[start of Provided records]

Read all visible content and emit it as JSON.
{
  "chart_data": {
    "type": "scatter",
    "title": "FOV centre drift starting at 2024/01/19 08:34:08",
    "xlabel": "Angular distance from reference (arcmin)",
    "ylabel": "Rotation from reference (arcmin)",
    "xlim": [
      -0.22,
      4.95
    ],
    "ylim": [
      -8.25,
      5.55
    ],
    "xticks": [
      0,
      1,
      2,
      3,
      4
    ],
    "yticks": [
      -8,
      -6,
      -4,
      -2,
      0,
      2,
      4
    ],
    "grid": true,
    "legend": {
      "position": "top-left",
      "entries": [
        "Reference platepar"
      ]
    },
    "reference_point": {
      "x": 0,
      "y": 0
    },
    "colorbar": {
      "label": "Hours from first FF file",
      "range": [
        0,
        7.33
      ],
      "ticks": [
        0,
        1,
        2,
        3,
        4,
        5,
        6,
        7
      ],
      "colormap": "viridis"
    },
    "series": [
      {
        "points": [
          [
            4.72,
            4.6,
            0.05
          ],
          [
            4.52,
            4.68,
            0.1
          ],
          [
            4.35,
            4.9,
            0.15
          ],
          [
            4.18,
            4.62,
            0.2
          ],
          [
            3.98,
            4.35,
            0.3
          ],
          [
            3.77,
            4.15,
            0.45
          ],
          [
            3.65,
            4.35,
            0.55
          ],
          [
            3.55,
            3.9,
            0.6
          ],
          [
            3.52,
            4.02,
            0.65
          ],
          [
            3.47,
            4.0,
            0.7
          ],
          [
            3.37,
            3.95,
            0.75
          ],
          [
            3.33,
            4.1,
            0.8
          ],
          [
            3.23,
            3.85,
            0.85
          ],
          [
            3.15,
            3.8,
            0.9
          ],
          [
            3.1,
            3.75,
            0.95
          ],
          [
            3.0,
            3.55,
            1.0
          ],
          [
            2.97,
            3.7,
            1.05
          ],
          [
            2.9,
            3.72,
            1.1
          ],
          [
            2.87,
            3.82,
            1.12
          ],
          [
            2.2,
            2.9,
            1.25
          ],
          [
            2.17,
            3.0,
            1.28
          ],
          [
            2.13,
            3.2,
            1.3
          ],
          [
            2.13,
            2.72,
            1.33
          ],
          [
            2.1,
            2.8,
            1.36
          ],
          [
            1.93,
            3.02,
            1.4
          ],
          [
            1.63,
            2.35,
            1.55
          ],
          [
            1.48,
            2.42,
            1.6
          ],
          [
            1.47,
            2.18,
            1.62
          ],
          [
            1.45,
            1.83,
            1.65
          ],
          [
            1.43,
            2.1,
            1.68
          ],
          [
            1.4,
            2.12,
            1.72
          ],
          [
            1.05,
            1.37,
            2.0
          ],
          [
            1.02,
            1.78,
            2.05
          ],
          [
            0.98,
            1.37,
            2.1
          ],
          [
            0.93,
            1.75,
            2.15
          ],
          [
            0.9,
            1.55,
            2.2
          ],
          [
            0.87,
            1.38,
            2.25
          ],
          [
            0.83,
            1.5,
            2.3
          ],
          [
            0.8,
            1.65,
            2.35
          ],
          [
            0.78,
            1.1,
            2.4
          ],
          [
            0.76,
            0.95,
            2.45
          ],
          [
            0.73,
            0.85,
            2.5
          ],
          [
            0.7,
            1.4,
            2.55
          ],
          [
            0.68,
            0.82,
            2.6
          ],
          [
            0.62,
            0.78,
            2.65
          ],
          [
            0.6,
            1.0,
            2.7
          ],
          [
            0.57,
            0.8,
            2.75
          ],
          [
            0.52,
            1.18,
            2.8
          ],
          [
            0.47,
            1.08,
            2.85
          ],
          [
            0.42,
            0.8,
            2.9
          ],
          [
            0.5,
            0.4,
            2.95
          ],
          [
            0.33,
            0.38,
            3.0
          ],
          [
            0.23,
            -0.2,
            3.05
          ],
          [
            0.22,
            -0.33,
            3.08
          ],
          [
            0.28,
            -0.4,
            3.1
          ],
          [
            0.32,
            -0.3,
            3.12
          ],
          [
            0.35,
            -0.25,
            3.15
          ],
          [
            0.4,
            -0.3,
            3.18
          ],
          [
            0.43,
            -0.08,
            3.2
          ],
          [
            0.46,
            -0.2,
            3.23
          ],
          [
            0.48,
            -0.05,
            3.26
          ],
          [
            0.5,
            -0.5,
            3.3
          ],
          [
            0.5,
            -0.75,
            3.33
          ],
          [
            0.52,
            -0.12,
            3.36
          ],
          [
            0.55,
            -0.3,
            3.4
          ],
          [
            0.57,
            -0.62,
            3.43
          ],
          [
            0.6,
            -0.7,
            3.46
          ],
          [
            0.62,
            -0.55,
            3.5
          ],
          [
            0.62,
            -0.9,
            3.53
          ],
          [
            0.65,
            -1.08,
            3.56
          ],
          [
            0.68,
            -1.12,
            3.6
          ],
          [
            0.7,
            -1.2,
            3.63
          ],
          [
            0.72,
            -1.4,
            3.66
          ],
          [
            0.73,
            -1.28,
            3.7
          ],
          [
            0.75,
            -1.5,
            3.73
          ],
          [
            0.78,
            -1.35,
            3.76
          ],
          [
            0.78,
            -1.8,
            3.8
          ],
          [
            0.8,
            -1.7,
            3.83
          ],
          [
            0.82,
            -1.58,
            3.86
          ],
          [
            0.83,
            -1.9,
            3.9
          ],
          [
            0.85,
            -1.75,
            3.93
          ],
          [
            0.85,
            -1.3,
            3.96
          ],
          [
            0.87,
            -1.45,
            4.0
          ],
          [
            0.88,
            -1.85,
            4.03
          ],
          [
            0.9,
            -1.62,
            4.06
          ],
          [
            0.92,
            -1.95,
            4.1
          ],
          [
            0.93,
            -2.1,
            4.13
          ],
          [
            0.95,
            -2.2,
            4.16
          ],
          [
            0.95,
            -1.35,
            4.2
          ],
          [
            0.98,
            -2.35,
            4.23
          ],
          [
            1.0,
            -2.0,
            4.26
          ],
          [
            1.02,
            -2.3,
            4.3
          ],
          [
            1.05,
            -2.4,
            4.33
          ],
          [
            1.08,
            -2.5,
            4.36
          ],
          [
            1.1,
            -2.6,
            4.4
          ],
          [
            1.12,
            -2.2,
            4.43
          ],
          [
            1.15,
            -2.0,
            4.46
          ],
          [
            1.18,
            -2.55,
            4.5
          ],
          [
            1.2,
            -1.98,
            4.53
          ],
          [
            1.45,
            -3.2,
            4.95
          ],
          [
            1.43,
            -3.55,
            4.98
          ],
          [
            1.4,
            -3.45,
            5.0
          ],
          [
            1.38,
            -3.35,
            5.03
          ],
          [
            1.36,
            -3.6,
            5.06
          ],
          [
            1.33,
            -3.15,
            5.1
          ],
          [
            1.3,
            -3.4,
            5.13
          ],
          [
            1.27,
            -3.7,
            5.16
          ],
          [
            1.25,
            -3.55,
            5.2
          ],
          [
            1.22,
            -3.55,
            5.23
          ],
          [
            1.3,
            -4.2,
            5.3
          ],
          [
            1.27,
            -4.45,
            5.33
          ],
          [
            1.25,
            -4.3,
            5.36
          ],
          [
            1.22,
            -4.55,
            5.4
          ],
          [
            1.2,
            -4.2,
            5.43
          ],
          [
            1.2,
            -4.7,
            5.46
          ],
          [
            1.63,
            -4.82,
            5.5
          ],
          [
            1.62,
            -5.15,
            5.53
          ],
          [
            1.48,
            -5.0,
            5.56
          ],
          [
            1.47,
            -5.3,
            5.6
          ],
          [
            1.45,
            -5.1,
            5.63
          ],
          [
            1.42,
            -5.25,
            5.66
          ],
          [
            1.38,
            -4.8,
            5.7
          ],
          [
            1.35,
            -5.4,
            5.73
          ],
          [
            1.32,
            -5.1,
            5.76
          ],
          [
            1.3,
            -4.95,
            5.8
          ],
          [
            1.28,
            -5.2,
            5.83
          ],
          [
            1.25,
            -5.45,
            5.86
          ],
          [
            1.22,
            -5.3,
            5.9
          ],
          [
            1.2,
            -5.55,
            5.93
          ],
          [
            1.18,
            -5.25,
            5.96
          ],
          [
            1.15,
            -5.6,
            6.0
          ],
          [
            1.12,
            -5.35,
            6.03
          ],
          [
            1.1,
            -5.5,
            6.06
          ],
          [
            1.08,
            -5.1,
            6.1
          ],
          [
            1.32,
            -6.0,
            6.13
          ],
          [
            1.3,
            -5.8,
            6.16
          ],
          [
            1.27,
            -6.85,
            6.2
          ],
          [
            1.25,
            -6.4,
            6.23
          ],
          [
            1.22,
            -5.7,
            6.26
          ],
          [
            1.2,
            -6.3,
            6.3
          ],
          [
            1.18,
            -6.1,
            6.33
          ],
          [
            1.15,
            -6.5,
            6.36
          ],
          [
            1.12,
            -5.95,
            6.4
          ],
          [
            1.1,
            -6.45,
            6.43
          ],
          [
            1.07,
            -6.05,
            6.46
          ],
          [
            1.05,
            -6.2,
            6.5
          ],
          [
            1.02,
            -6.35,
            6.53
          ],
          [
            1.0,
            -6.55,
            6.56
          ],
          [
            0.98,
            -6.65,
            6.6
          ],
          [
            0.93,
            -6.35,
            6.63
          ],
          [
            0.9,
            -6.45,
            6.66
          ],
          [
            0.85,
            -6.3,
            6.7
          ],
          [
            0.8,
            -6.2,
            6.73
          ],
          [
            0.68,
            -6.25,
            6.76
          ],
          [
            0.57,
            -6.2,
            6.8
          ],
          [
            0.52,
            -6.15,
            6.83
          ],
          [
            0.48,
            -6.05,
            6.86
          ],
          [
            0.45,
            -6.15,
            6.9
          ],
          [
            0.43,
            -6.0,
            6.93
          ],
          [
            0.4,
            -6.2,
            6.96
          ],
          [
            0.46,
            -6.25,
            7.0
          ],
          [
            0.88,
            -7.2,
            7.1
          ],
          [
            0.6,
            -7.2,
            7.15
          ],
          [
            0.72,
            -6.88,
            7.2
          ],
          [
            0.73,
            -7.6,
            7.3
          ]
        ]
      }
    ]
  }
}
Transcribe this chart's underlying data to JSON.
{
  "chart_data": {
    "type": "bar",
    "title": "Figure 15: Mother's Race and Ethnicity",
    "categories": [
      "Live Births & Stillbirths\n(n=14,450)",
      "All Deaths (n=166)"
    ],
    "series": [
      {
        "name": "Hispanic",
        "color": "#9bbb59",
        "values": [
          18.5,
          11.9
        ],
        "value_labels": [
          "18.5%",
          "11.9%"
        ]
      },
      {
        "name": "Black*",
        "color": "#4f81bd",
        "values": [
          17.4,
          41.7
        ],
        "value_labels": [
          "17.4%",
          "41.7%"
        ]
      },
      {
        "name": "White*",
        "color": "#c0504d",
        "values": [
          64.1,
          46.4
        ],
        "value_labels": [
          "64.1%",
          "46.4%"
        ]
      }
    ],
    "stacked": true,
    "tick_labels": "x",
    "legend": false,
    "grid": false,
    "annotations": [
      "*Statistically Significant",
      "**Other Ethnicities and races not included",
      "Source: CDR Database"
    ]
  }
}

[end of Provided records]

Short task >>
Repeat, with no changes, each line from the one with "Transcribe this chart's" to the end of the listing, including both ends and nothing else.

Answer to the task >>
Transcribe this chart's underlying data to JSON.
{
  "chart_data": {
    "type": "bar",
    "title": "Figure 15: Mother's Race and Ethnicity",
    "categories": [
      "Live Births & Stillbirths\n(n=14,450)",
      "All Deaths (n=166)"
    ],
    "series": [
      {
        "name": "Hispanic",
        "color": "#9bbb59",
        "values": [
          18.5,
          11.9
        ],
        "value_labels": [
          "18.5%",
          "11.9%"
        ]
      },
      {
        "name": "Black*",
        "color": "#4f81bd",
        "values": [
          17.4,
          41.7
        ],
        "value_labels": [
          "17.4%",
          "41.7%"
        ]
      },
      {
        "name": "White*",
        "color": "#c0504d",
        "values": [
          64.1,
          46.4
        ],
        "value_labels": [
          "64.1%",
          "46.4%"
        ]
      }
    ],
    "stacked": true,
    "tick_labels": "x",
    "legend": false,
    "grid": false,
    "annotations": [
      "*Statistically Significant",
      "**Other Ethnicities and races not included",
      "Source: CDR Database"
    ]
  }
}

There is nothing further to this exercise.